Images are not part of the copy; write out the rest of the data exactly as given.

A run of records:
↓

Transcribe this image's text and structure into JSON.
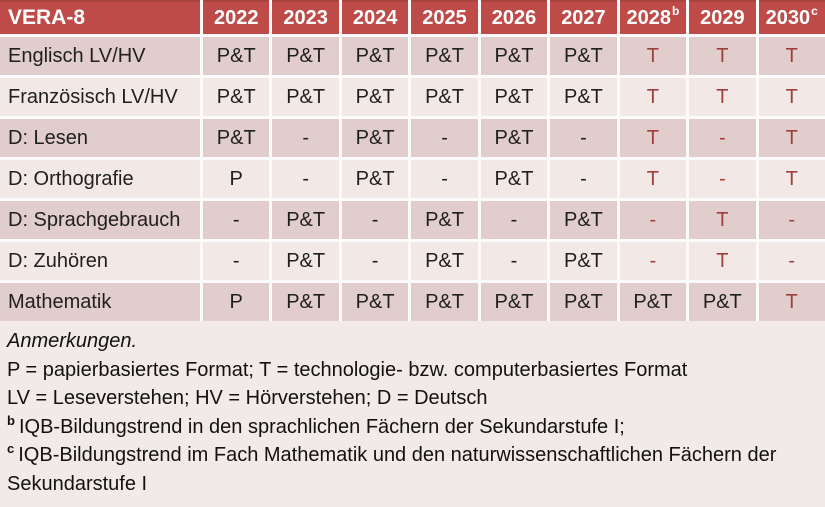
{
  "colors": {
    "header_bg": "#BE4B48",
    "header_top_edge": "#A8433F",
    "header_text": "#FFFFFF",
    "row_band_dark": "#E1CDCC",
    "row_band_light": "#F2E9E7",
    "cell_text": "#1F1F1F",
    "accent_red": "#A13F3C",
    "grid_gap": "#FCFAFA",
    "notes_bg": "#F2EAE8",
    "notes_text": "#111111"
  },
  "table": {
    "title": "VERA-8",
    "columns": [
      {
        "label": "2022",
        "sup": ""
      },
      {
        "label": "2023",
        "sup": ""
      },
      {
        "label": "2024",
        "sup": ""
      },
      {
        "label": "2025",
        "sup": ""
      },
      {
        "label": "2026",
        "sup": ""
      },
      {
        "label": "2027",
        "sup": ""
      },
      {
        "label": "2028",
        "sup": "b"
      },
      {
        "label": "2029",
        "sup": ""
      },
      {
        "label": "2030",
        "sup": "c"
      }
    ],
    "rows": [
      {
        "label": "Englisch LV/HV",
        "cells": [
          {
            "t": "P&T",
            "red": false
          },
          {
            "t": "P&T",
            "red": false
          },
          {
            "t": "P&T",
            "red": false
          },
          {
            "t": "P&T",
            "red": false
          },
          {
            "t": "P&T",
            "red": false
          },
          {
            "t": "P&T",
            "red": false
          },
          {
            "t": "T",
            "red": true
          },
          {
            "t": "T",
            "red": true
          },
          {
            "t": "T",
            "red": true
          }
        ]
      },
      {
        "label": "Französisch LV/HV",
        "cells": [
          {
            "t": "P&T",
            "red": false
          },
          {
            "t": "P&T",
            "red": false
          },
          {
            "t": "P&T",
            "red": false
          },
          {
            "t": "P&T",
            "red": false
          },
          {
            "t": "P&T",
            "red": false
          },
          {
            "t": "P&T",
            "red": false
          },
          {
            "t": "T",
            "red": true
          },
          {
            "t": "T",
            "red": true
          },
          {
            "t": "T",
            "red": true
          }
        ]
      },
      {
        "label": "D: Lesen",
        "cells": [
          {
            "t": "P&T",
            "red": false
          },
          {
            "t": "-",
            "red": false
          },
          {
            "t": "P&T",
            "red": false
          },
          {
            "t": "-",
            "red": false
          },
          {
            "t": "P&T",
            "red": false
          },
          {
            "t": "-",
            "red": false
          },
          {
            "t": "T",
            "red": true
          },
          {
            "t": "-",
            "red": true
          },
          {
            "t": "T",
            "red": true
          }
        ]
      },
      {
        "label": "D: Orthografie",
        "cells": [
          {
            "t": "P",
            "red": false
          },
          {
            "t": "-",
            "red": false
          },
          {
            "t": "P&T",
            "red": false
          },
          {
            "t": "-",
            "red": false
          },
          {
            "t": "P&T",
            "red": false
          },
          {
            "t": "-",
            "red": false
          },
          {
            "t": "T",
            "red": true
          },
          {
            "t": "-",
            "red": true
          },
          {
            "t": "T",
            "red": true
          }
        ]
      },
      {
        "label": "D: Sprachgebrauch",
        "cells": [
          {
            "t": "-",
            "red": false
          },
          {
            "t": "P&T",
            "red": false
          },
          {
            "t": "-",
            "red": false
          },
          {
            "t": "P&T",
            "red": false
          },
          {
            "t": "-",
            "red": false
          },
          {
            "t": "P&T",
            "red": false
          },
          {
            "t": "-",
            "red": true
          },
          {
            "t": "T",
            "red": true
          },
          {
            "t": "-",
            "red": true
          }
        ]
      },
      {
        "label": "D: Zuhören",
        "cells": [
          {
            "t": "-",
            "red": false
          },
          {
            "t": "P&T",
            "red": false
          },
          {
            "t": "-",
            "red": false
          },
          {
            "t": "P&T",
            "red": false
          },
          {
            "t": "-",
            "red": false
          },
          {
            "t": "P&T",
            "red": false
          },
          {
            "t": "-",
            "red": true
          },
          {
            "t": "T",
            "red": true
          },
          {
            "t": "-",
            "red": true
          }
        ]
      },
      {
        "label": "Mathematik",
        "cells": [
          {
            "t": "P",
            "red": false
          },
          {
            "t": "P&T",
            "red": false
          },
          {
            "t": "P&T",
            "red": false
          },
          {
            "t": "P&T",
            "red": false
          },
          {
            "t": "P&T",
            "red": false
          },
          {
            "t": "P&T",
            "red": false
          },
          {
            "t": "P&T",
            "red": false
          },
          {
            "t": "P&T",
            "red": false
          },
          {
            "t": "T",
            "red": true
          }
        ]
      }
    ]
  },
  "notes": {
    "lines": [
      {
        "text": "Anmerkungen.",
        "italic": true,
        "sup": ""
      },
      {
        "text": "P = papierbasiertes Format; T = technologie- bzw. computerbasiertes Format",
        "italic": false,
        "sup": ""
      },
      {
        "text": "LV = Leseverstehen; HV = Hörverstehen; D = Deutsch",
        "italic": false,
        "sup": ""
      },
      {
        "text": "IQB-Bildungstrend in den sprachlichen Fächern der Sekundarstufe I;",
        "italic": false,
        "sup": "b"
      },
      {
        "text": "IQB-Bildungstrend im Fach Mathematik und den naturwissenschaftlichen Fächern der Sekundarstufe I",
        "italic": false,
        "sup": "c"
      }
    ]
  }
}
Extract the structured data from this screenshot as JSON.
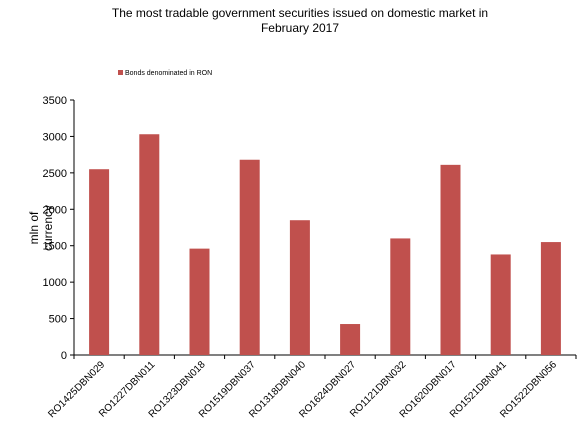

↑

Output of the exercise »
Transcribe this image's text and structure into JSON.
{
  "colors": {
    "header_bg": "#BE4B48",
    "header_top_edge": "#A8433F",
    "header_text": "#FFFFFF",
    "row_band_dark": "#E1CDCC",
    "row_band_light": "#F2E9E7",
    "cell_text": "#1F1F1F",
    "accent_red": "#A13F3C",
    "grid_gap": "#FCFAFA",
    "notes_bg": "#F2EAE8",
    "notes_text": "#111111"
  },
  "table": {
    "title": "VERA-8",
    "columns": [
      {
        "label": "2022",
        "sup": ""
      },
      {
        "label": "2023",
        "sup": ""
      },
      {
        "label": "2024",
        "sup": ""
      },
      {
        "label": "2025",
        "sup": ""
      },
      {
        "label": "2026",
        "sup": ""
      },
      {
        "label": "2027",
        "sup": ""
      },
      {
        "label": "2028",
        "sup": "b"
      },
      {
        "label": "2029",
        "sup": ""
      },
      {
        "label": "2030",
        "sup": "c"
      }
    ],
    "rows": [
      {
        "label": "Englisch LV/HV",
        "cells": [
          {
            "t": "P&T",
            "red": false
          },
          {
            "t": "P&T",
            "red": false
          },
          {
            "t": "P&T",
            "red": false
          },
          {
            "t": "P&T",
            "red": false
          },
          {
            "t": "P&T",
            "red": false
          },
          {
            "t": "P&T",
            "red": false
          },
          {
            "t": "T",
            "red": true
          },
          {
            "t": "T",
            "red": true
          },
          {
            "t": "T",
            "red": true
          }
        ]
      },
      {
        "label": "Französisch LV/HV",
        "cells": [
          {
            "t": "P&T",
            "red": false
          },
          {
            "t": "P&T",
            "red": false
          },
          {
            "t": "P&T",
            "red": false
          },
          {
            "t": "P&T",
            "red": false
          },
          {
            "t": "P&T",
            "red": false
          },
          {
            "t": "P&T",
            "red": false
          },
          {
            "t": "T",
            "red": true
          },
          {
            "t": "T",
            "red": true
          },
          {
            "t": "T",
            "red": true
          }
        ]
      },
      {
        "label": "D: Lesen",
        "cells": [
          {
            "t": "P&T",
            "red": false
          },
          {
            "t": "-",
            "red": false
          },
          {
            "t": "P&T",
            "red": false
          },
          {
            "t": "-",
            "red": false
          },
          {
            "t": "P&T",
            "red": false
          },
          {
            "t": "-",
            "red": false
          },
          {
            "t": "T",
            "red": true
          },
          {
            "t": "-",
            "red": true
          },
          {
            "t": "T",
            "red": true
          }
        ]
      },
      {
        "label": "D: Orthografie",
        "cells": [
          {
            "t": "P",
            "red": false
          },
          {
            "t": "-",
            "red": false
          },
          {
            "t": "P&T",
            "red": false
          },
          {
            "t": "-",
            "red": false
          },
          {
            "t": "P&T",
            "red": false
          },
          {
            "t": "-",
            "red": false
          },
          {
            "t": "T",
            "red": true
          },
          {
            "t": "-",
            "red": true
          },
          {
            "t": "T",
            "red": true
          }
        ]
      },
      {
        "label": "D: Sprachgebrauch",
        "cells": [
          {
            "t": "-",
            "red": false
          },
          {
            "t": "P&T",
            "red": false
          },
          {
            "t": "-",
            "red": false
          },
          {
            "t": "P&T",
            "red": false
          },
          {
            "t": "-",
            "red": false
          },
          {
            "t": "P&T",
            "red": false
          },
          {
            "t": "-",
            "red": true
          },
          {
            "t": "T",
            "red": true
          },
          {
            "t": "-",
            "red": true
          }
        ]
      },
      {
        "label": "D: Zuhören",
        "cells": [
          {
            "t": "-",
            "red": false
          },
          {
            "t": "P&T",
            "red": false
          },
          {
            "t": "-",
            "red": false
          },
          {
            "t": "P&T",
            "red": false
          },
          {
            "t": "-",
            "red": false
          },
          {
            "t": "P&T",
            "red": false
          },
          {
            "t": "-",
            "red": true
          },
          {
            "t": "T",
            "red": true
          },
          {
            "t": "-",
            "red": true
          }
        ]
      },
      {
        "label": "Mathematik",
        "cells": [
          {
            "t": "P",
            "red": false
          },
          {
            "t": "P&T",
            "red": false
          },
          {
            "t": "P&T",
            "red": false
          },
          {
            "t": "P&T",
            "red": false
          },
          {
            "t": "P&T",
            "red": false
          },
          {
            "t": "P&T",
            "red": false
          },
          {
            "t": "P&T",
            "red": false
          },
          {
            "t": "P&T",
            "red": false
          },
          {
            "t": "T",
            "red": true
          }
        ]
      }
    ]
  },
  "notes": {
    "lines": [
      {
        "text": "Anmerkungen.",
        "italic": true,
        "sup": ""
      },
      {
        "text": "P = papierbasiertes Format; T = technologie- bzw. computerbasiertes Format",
        "italic": false,
        "sup": ""
      },
      {
        "text": "LV = Leseverstehen; HV = Hörverstehen; D = Deutsch",
        "italic": false,
        "sup": ""
      },
      {
        "text": "IQB-Bildungstrend in den sprachlichen Fächern der Sekundarstufe I;",
        "italic": false,
        "sup": "b"
      },
      {
        "text": "IQB-Bildungstrend im Fach Mathematik und den naturwissenschaftlichen Fächern der Sekundarstufe I",
        "italic": false,
        "sup": "c"
      }
    ]
  }
}
Extract the structured data from this screenshot as JSON.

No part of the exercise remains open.